__Objective__
Here are records with pictures in them. Copy all of them exactly and leave the pictures out.

__Input for this task__

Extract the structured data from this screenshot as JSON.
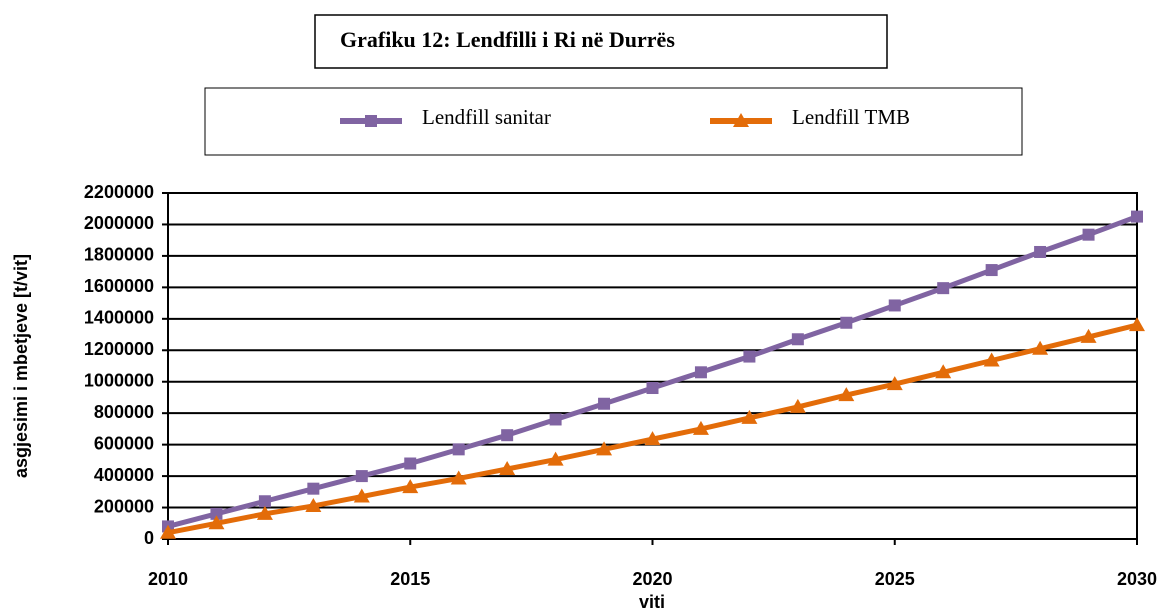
{
  "chart_data": {
    "type": "line",
    "title": "Grafiku 12: Lendfilli i Ri në Durrës",
    "x_label": "viti",
    "y_label": "asgjesimi i mbetjeve [t/vit]",
    "x": [
      2010,
      2011,
      2012,
      2013,
      2014,
      2015,
      2016,
      2017,
      2018,
      2019,
      2020,
      2021,
      2022,
      2023,
      2024,
      2025,
      2026,
      2027,
      2028,
      2029,
      2030
    ],
    "series": [
      {
        "name": "Lendfill sanitar",
        "color": "#8064a2",
        "marker": "square",
        "values": [
          80000,
          160000,
          240000,
          320000,
          400000,
          480000,
          570000,
          660000,
          760000,
          860000,
          960000,
          1060000,
          1160000,
          1270000,
          1375000,
          1485000,
          1595000,
          1710000,
          1825000,
          1935000,
          2050000
        ]
      },
      {
        "name": "Lendfill TMB",
        "color": "#e36c09",
        "marker": "triangle",
        "values": [
          40000,
          100000,
          160000,
          210000,
          270000,
          330000,
          385000,
          445000,
          505000,
          570000,
          635000,
          700000,
          770000,
          840000,
          915000,
          985000,
          1060000,
          1135000,
          1210000,
          1285000,
          1360000
        ]
      }
    ],
    "xlim": [
      2010,
      2030
    ],
    "xticks": [
      2010,
      2015,
      2020,
      2025,
      2030
    ],
    "ylim": [
      0,
      2200000
    ],
    "yticks": [
      0,
      200000,
      400000,
      600000,
      800000,
      1000000,
      1200000,
      1400000,
      1600000,
      1800000,
      2000000,
      2200000
    ],
    "grid": true
  }
}
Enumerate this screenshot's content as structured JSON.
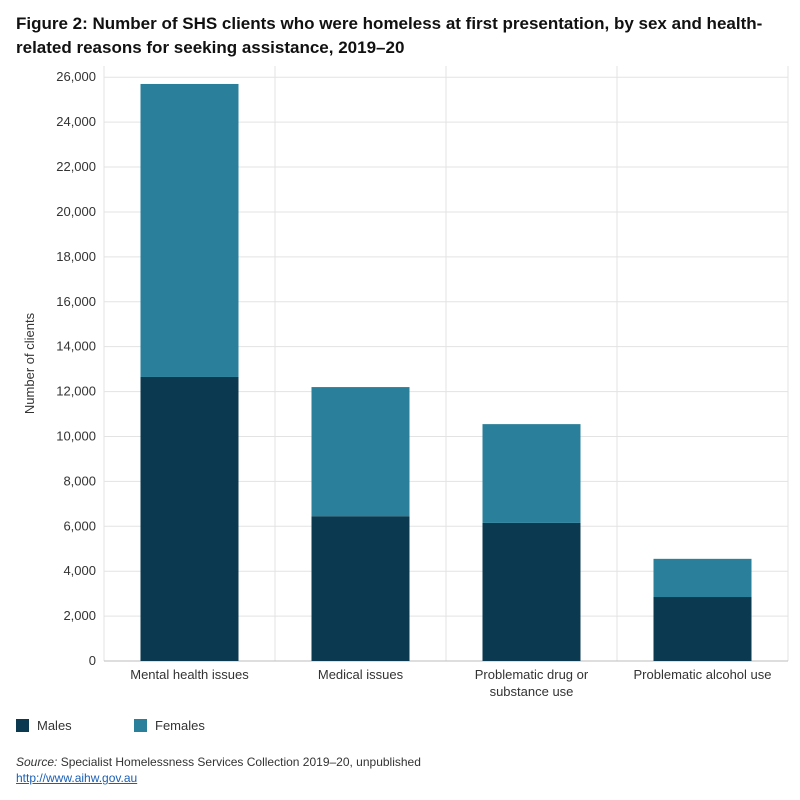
{
  "title": "Figure 2: Number of SHS clients who were homeless at first presentation, by sex and health-related reasons for seeking assistance, 2019–20",
  "chart_data": {
    "type": "bar",
    "stacked": true,
    "categories": [
      [
        "Mental health issues"
      ],
      [
        "Medical issues"
      ],
      [
        "Problematic drug or",
        "substance use"
      ],
      [
        "Problematic alcohol use"
      ]
    ],
    "series": [
      {
        "name": "Males",
        "color": "#0b3a50",
        "values": [
          12650,
          6450,
          6150,
          2850
        ]
      },
      {
        "name": "Females",
        "color": "#2a7f9a",
        "values": [
          13050,
          5750,
          4400,
          1700
        ]
      }
    ],
    "ylabel": "Number of clients",
    "ylim": [
      0,
      26500
    ],
    "yticks": [
      0,
      2000,
      4000,
      6000,
      8000,
      10000,
      12000,
      14000,
      16000,
      18000,
      20000,
      22000,
      24000,
      26000
    ],
    "grid": true,
    "legend_position": "bottom-left"
  },
  "legend": {
    "males": "Males",
    "females": "Females"
  },
  "source": {
    "label": "Source:",
    "text": " Specialist Homelessness Services Collection 2019–20, unpublished",
    "link": "http://www.aihw.gov.au"
  }
}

__Answer for this exercise__
Extract the structured data from this screenshot as JSON.
{
  "chart_data": {
    "type": "line",
    "title": "Grafiku 12: Lendfilli i Ri në Durrës",
    "x_label": "viti",
    "y_label": "asgjesimi i mbetjeve [t/vit]",
    "x": [
      2010,
      2011,
      2012,
      2013,
      2014,
      2015,
      2016,
      2017,
      2018,
      2019,
      2020,
      2021,
      2022,
      2023,
      2024,
      2025,
      2026,
      2027,
      2028,
      2029,
      2030
    ],
    "series": [
      {
        "name": "Lendfill sanitar",
        "color": "#8064a2",
        "marker": "square",
        "values": [
          80000,
          160000,
          240000,
          320000,
          400000,
          480000,
          570000,
          660000,
          760000,
          860000,
          960000,
          1060000,
          1160000,
          1270000,
          1375000,
          1485000,
          1595000,
          1710000,
          1825000,
          1935000,
          2050000
        ]
      },
      {
        "name": "Lendfill TMB",
        "color": "#e36c09",
        "marker": "triangle",
        "values": [
          40000,
          100000,
          160000,
          210000,
          270000,
          330000,
          385000,
          445000,
          505000,
          570000,
          635000,
          700000,
          770000,
          840000,
          915000,
          985000,
          1060000,
          1135000,
          1210000,
          1285000,
          1360000
        ]
      }
    ],
    "xlim": [
      2010,
      2030
    ],
    "xticks": [
      2010,
      2015,
      2020,
      2025,
      2030
    ],
    "ylim": [
      0,
      2200000
    ],
    "yticks": [
      0,
      200000,
      400000,
      600000,
      800000,
      1000000,
      1200000,
      1400000,
      1600000,
      1800000,
      2000000,
      2200000
    ],
    "grid": true
  }
}
Enumerate this screenshot's content as structured JSON.
{
  "title": "Figure 2: Number of SHS clients who were homeless at first presentation, by sex and health-related reasons for seeking assistance, 2019–20",
  "chart_data": {
    "type": "bar",
    "stacked": true,
    "categories": [
      [
        "Mental health issues"
      ],
      [
        "Medical issues"
      ],
      [
        "Problematic drug or",
        "substance use"
      ],
      [
        "Problematic alcohol use"
      ]
    ],
    "series": [
      {
        "name": "Males",
        "color": "#0b3a50",
        "values": [
          12650,
          6450,
          6150,
          2850
        ]
      },
      {
        "name": "Females",
        "color": "#2a7f9a",
        "values": [
          13050,
          5750,
          4400,
          1700
        ]
      }
    ],
    "ylabel": "Number of clients",
    "ylim": [
      0,
      26500
    ],
    "yticks": [
      0,
      2000,
      4000,
      6000,
      8000,
      10000,
      12000,
      14000,
      16000,
      18000,
      20000,
      22000,
      24000,
      26000
    ],
    "grid": true,
    "legend_position": "bottom-left"
  },
  "legend": {
    "males": "Males",
    "females": "Females"
  },
  "source": {
    "label": "Source:",
    "text": " Specialist Homelessness Services Collection 2019–20, unpublished",
    "link": "http://www.aihw.gov.au"
  }
}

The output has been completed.